Cantiere sul lungomare pericoli per le case vicine

1 Maggio 2017

Martinsicuro, lavori fermi da tempo e i vicini temono che dalle impalcature i ladri possano entrare nelle loro abitazioni. C’è un rapporto dei vigili urbani

MARTINSICURO. Si lamentano per la mancanza di sicurezza i residenti di una palazzina che si trova nel centro del lungomare Europa di Martinsicuro. Il motivo della protesta è un residence in costruzione, ma i lavori fermi da diverso tempo, con l’impalcatura che non è stata mai tolta e preoccupa molto i residenti del palazzo, costretti a dormire anche in estate con finestre e tapparelle chiuse dove, peraltro, hanno dovuto anche installare apparati di sicurezza per dormire tranquilli.
Il problema è che dall’impalcatura del costruendo residence ai balconi dell’attiguo edificio ci sono appena un paio di metri e per i ladri non sarebbe difficile entrare nel cantiere, che non è nemmeno stato recintato, salire ai piani superiori, mettere una tavola o una scala tra l’impalcatura e i balconi dei palazzi attigui ed arrivare con estrema facilità nelle case di fronte.
«Abbiamo investito a Martinsicuro, ma questo è il risultato», si lamentano i condomini dell’edificio accanto al cantiere, «uno scempio, questo, che dura da anni. Abbiamo fatto presente il problema a quanti sono interessati e possono intervenire, ma le nostre richieste sono finite nell’indifferenza generale». L’amministratore del condominio ha presentato un esposto a vari uffici del comune truentino, allaAsl, al sindaco di Martinsicuro, al costruttore del residence, senza nessun riscontro. Dopo l’esposto la polizia municipale martinsicurese ha effettuato un sopralluogo, nell’agosto del 2016, e rimesso agli organi competenti una relazione con tanto di reperti fotografici sulla situazione.
«A parere dello scrivente" si legge nella relazione della polizia municipale, «e salva diversa valutazione, appare opportuno adottare al più presto ordinanza di messa in sicurezza delle impalcature e di ripulitura dell’area e dell’edificio in costruzione nel suo complesso». «Nonostante la relazione dei vigili urbani, «fanno sapere i condomini, «oramai fatta da un anno, nessun abbiamo avuto nessun riscontro e la situazione è rimasta tale e quale».

※

**Consegna di lavoro**
Ripeti alla lettera il passo dell'articolo sul cantiere di Martinsicuro che comincia con "MARTINSICURO. Si lamentano" e termina con "per dormire tranquilli.".

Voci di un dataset
※

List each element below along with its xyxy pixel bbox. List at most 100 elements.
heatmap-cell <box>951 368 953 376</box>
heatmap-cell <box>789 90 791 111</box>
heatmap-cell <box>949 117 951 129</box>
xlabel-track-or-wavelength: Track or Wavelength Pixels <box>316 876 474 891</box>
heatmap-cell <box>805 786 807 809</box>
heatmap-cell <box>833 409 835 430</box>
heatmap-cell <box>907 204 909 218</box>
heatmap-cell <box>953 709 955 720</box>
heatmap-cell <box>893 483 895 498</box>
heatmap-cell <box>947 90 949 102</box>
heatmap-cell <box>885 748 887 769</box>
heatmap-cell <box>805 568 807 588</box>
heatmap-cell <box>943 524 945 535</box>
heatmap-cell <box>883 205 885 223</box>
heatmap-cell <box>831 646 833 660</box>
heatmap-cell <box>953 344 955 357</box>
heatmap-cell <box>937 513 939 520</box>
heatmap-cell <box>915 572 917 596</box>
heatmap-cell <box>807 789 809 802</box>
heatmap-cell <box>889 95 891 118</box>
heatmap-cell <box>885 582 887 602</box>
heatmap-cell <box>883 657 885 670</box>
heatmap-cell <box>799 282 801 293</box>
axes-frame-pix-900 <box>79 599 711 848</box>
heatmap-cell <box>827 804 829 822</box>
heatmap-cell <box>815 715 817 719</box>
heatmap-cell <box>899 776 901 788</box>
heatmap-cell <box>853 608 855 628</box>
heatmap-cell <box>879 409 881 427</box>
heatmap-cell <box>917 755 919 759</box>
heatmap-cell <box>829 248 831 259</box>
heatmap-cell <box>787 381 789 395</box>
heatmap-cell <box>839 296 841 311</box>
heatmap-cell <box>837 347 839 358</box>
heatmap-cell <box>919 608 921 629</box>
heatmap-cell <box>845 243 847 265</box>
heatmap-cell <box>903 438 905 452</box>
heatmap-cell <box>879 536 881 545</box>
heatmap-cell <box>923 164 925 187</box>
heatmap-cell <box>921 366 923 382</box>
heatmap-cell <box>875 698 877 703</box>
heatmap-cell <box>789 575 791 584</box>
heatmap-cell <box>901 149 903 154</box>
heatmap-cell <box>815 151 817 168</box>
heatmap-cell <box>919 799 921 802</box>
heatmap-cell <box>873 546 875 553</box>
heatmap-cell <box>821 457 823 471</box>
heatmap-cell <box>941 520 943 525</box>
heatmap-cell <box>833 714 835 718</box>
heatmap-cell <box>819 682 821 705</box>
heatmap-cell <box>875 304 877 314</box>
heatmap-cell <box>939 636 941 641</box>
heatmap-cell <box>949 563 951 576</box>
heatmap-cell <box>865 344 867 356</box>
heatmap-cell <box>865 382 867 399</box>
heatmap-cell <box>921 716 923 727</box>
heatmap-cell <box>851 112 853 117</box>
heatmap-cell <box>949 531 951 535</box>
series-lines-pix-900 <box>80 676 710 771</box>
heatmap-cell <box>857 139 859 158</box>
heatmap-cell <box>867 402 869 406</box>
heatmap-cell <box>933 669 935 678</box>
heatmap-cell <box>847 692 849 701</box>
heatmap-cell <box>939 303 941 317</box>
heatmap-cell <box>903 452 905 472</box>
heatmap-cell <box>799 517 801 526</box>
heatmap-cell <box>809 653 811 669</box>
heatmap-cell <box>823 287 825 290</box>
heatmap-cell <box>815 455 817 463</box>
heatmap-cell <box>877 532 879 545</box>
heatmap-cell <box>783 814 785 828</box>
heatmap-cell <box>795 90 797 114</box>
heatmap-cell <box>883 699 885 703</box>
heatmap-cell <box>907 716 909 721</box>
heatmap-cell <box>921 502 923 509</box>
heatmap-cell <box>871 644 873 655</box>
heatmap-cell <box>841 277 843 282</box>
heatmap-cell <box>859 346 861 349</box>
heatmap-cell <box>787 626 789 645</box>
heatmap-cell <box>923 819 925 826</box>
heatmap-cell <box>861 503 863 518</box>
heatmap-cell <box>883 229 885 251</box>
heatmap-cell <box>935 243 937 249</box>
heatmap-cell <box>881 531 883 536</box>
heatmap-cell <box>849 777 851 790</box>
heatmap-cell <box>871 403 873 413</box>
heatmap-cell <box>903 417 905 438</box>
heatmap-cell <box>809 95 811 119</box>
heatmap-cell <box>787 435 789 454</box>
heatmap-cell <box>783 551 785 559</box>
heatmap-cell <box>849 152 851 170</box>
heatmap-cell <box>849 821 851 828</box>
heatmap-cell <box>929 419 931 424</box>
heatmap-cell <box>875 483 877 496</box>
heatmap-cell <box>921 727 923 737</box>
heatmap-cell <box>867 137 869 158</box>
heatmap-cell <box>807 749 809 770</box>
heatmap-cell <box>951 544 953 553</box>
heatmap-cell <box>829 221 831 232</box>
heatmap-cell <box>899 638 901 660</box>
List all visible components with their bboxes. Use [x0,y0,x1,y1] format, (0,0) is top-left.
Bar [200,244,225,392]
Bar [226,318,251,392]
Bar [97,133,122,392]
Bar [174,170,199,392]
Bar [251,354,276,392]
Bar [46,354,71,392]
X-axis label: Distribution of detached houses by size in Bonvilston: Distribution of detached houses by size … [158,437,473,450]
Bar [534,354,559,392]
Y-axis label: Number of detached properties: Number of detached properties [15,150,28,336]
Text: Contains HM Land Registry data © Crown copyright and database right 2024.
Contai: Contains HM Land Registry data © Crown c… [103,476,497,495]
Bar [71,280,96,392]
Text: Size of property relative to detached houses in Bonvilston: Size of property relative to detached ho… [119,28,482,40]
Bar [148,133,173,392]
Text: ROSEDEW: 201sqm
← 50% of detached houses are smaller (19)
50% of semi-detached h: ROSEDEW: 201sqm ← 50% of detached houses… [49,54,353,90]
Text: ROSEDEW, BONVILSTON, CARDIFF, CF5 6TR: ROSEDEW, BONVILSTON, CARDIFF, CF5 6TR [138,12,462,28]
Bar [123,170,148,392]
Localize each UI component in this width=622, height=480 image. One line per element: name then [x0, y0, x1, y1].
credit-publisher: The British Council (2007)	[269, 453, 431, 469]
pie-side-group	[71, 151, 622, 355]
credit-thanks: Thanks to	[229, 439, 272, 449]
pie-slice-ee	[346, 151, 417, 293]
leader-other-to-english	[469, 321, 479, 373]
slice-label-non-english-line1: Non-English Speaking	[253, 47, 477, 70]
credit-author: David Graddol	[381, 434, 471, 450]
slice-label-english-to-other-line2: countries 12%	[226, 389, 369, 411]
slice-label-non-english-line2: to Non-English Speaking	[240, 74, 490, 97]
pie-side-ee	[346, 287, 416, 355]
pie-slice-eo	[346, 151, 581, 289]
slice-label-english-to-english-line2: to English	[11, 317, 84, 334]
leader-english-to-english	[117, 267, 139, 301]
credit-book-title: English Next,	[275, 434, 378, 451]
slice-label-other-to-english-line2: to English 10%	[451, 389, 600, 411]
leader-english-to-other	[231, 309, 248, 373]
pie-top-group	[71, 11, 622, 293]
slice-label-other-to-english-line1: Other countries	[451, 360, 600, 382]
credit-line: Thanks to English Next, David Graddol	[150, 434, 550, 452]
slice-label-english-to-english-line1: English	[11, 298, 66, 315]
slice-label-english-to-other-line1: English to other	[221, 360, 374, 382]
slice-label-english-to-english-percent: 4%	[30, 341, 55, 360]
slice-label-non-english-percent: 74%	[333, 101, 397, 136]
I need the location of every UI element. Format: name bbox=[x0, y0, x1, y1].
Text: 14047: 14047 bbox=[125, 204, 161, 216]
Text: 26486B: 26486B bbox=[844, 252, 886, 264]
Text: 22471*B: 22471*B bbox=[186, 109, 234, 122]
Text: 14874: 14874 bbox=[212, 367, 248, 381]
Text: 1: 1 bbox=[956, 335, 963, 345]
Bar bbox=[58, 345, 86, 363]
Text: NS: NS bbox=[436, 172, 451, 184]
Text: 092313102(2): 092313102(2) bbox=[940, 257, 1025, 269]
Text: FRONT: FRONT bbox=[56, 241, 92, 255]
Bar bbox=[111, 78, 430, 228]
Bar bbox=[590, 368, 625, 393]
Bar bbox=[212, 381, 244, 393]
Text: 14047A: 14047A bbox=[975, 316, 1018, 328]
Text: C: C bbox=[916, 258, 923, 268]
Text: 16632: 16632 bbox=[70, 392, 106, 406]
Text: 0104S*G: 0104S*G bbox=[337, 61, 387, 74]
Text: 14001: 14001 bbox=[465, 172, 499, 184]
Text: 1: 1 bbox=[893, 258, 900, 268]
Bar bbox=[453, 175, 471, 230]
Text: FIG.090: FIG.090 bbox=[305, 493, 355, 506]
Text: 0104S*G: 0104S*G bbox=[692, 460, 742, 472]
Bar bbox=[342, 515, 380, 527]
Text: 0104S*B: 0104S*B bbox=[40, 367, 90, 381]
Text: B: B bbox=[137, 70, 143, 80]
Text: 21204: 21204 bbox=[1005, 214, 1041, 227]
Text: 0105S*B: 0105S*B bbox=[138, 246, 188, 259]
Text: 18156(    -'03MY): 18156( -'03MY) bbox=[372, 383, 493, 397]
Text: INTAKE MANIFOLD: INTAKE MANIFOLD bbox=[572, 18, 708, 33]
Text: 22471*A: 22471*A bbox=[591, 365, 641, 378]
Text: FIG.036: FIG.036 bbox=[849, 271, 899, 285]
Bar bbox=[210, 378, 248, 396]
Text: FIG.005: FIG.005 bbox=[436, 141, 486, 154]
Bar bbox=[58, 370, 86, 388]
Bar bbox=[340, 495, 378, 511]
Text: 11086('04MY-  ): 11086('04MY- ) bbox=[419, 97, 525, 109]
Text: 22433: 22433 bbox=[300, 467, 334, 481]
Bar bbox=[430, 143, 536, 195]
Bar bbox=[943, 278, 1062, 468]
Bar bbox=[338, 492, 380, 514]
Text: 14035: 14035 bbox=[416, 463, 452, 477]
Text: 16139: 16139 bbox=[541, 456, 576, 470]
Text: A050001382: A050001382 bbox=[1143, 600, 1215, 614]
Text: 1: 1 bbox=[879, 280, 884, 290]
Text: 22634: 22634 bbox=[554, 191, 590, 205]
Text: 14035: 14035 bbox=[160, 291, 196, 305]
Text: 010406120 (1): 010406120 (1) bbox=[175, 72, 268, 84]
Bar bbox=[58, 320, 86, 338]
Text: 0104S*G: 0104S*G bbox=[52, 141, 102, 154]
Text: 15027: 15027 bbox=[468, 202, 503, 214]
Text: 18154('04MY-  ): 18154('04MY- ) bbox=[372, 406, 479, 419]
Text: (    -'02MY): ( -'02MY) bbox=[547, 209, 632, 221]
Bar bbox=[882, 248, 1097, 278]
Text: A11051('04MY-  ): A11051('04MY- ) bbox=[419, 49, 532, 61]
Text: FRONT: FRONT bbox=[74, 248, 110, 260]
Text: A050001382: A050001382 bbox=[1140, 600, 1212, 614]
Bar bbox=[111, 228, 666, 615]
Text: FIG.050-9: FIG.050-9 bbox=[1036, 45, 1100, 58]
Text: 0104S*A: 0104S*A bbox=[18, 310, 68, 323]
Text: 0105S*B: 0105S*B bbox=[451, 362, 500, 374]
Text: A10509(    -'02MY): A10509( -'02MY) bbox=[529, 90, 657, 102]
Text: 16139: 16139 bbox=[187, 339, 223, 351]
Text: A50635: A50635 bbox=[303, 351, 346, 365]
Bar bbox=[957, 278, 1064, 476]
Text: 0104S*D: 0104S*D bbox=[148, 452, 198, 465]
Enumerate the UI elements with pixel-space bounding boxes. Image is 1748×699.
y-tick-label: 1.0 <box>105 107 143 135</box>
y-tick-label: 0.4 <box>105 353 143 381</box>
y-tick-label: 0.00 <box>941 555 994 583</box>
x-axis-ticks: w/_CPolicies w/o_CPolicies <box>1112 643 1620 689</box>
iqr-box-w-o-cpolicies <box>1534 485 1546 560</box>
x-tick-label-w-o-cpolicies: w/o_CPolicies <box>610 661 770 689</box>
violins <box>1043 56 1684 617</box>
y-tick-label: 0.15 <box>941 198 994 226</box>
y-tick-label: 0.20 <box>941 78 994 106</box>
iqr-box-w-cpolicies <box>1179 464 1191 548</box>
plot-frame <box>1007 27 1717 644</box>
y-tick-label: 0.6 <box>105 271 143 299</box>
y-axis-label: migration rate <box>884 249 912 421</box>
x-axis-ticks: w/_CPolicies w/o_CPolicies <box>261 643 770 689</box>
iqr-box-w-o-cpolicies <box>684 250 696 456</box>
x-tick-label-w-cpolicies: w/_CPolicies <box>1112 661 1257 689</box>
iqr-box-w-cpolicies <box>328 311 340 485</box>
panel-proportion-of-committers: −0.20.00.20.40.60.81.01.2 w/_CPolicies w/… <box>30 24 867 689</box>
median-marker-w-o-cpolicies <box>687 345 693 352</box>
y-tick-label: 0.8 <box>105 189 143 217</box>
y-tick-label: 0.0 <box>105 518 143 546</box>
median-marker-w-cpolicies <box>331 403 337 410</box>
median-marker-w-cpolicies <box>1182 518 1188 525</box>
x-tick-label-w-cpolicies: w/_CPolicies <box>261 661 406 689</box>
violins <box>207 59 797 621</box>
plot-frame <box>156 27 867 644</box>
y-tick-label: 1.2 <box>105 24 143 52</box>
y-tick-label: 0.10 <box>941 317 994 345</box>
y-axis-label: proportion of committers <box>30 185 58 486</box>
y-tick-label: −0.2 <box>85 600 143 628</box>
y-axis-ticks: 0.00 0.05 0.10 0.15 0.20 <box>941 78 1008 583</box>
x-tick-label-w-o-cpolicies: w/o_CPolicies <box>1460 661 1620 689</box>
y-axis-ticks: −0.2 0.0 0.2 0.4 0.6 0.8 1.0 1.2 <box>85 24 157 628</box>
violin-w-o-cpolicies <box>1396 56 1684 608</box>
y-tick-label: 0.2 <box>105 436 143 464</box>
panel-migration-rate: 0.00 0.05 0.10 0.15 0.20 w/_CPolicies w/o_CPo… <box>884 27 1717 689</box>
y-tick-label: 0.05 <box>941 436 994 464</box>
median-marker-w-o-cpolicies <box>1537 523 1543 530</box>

※

**Soluzione del problema**
MARTINSICURO. Si lamentano per la mancanza di sicurezza i residenti di una palazzina che si trova nel centro del lungomare Europa di Martinsicuro. Il motivo della protesta è un residence in costruzione, ma i lavori fermi da diverso tempo, con l’impalcatura che non è stata mai tolta e preoccupa molto i residenti del palazzo, costretti a dormire anche in estate con finestre e tapparelle chiuse dove, peraltro, hanno dovuto anche installare apparati di sicurezza per dormire tranquilli.